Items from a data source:
========================================================================
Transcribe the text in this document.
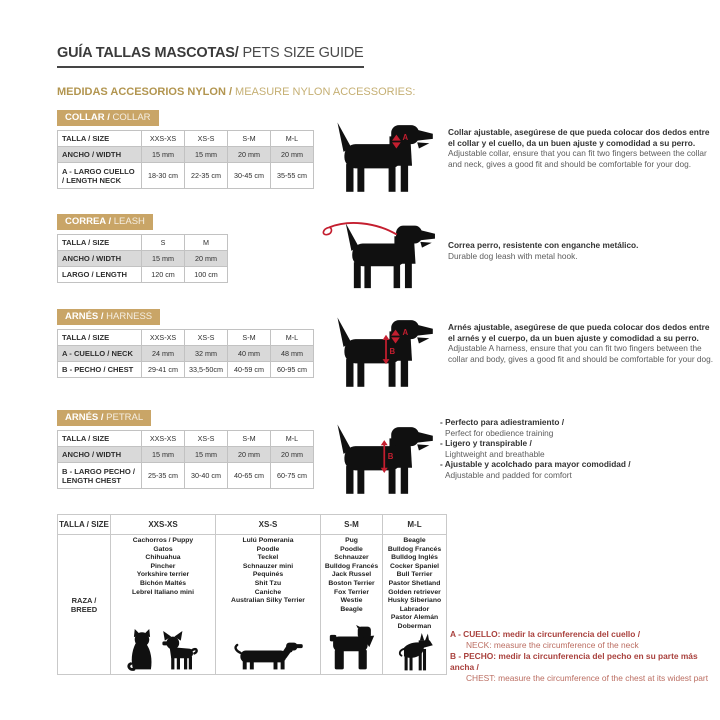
GUÍA TALLAS MASCOTAS/ PETS SIZE GUIDE
MEDIDAS ACCESORIOS NYLON / MEASURE NYLON ACCESSORIES:
COLLAR / COLLAR
TALLA / SIZE	XXS-XS	XS-S	S-M	M-L
ANCHO / WIDTH	15 mm	15 mm	20 mm	20 mm
A - LARGO CUELLO / LENGTH NECK	18-30 cm	22-35 cm	30-45 cm	35-55 cm
A
Collar ajustable, asegúrese de que pueda colocar dos dedos entre el collar y el cuello, da un buen ajuste y comodidad a su perro.
Adjustable collar, ensure that you can fit two fingers between the collar and neck, gives a good fit and should be comfortable for your dog.
CORREA / LEASH
TALLA / SIZE	S	M
ANCHO / WIDTH	15 mm	20 mm
LARGO / LENGTH	120 cm	100 cm
Correa perro, resistente con enganche metálico.
Durable dog leash with metal hook.
ARNÉS / HARNESS
TALLA / SIZE	XXS-XS	XS-S	S-M	M-L
A - CUELLO / NECK	24 mm	32 mm	40 mm	48 mm
B - PECHO / CHEST	29-41 cm	33,5-50cm	40-59 cm	60-95 cm
A
B
Arnés ajustable, asegúrese de que pueda colocar dos dedos entre el arnés y el cuerpo, da un buen ajuste y comodidad a su perro.
Adjustable A harness, ensure that you can fit two fingers between the collar and body, gives a good fit and should be comfortable for your dog.
ARNÉS / PETRAL
TALLA / SIZE	XXS-XS	XS-S	S-M	M-L
ANCHO / WIDTH	15 mm	15 mm	20 mm	20 mm
B - LARGO PECHO / LENGTH CHEST	25-35 cm	30-40 cm	40-65 cm	60-75 cm
B
- Perfecto para adiestramiento /
Perfect for obedience training
- Ligero y transpirable /
Lightweight and breathable
- Ajustable y acolchado para mayor comodidad /
Adjustable and padded for comfort
TALLA / SIZE	XXS-XS	XS-S	S-M	M-L
RAZA / BREED	
Cachorros / Puppy
Gatos
Chihuahua
Pincher
Yorkshire terrier
Bichón Maltés
Lebrel Italiano mini

Lulú Pomerania
Poodle
Teckel
Schnauzer mini
Pequinés
Shit Tzu
Caniche
Australian Silky Terrier

Pug
Poodle
Schnauzer
Bulldog Francés
Jack Russel
Boston Terrier
Fox Terrier
Westie
Beagle

Beagle
Bulldog Francés
Bulldog Inglés
Cocker Spaniel
Bull Terrier
Pastor Shetland
Golden retriever
Husky Siberiano
Labrador
Pastor Alemán
Doberman
A - CUELLO: medir la circunferencia del cuello /
NECK: measure the circumference of the neck
B - PECHO: medir la circunferencia del pecho en su parte más ancha /
CHEST: measure the circumference of the chest at its widest part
========================================================================
# EXERCISE AIM:
Find the lines with the string "pueda" and reproduce them.

# FINAL RESULT:
Collar ajustable, asegúrese de que pueda colocar dos dedos entre el collar y el cuello, da un buen ajuste y comodidad a su perro.
Arnés ajustable, asegúrese de que pueda colocar dos dedos entre el arnés y el cuerpo, da un buen ajuste y comodidad a su perro.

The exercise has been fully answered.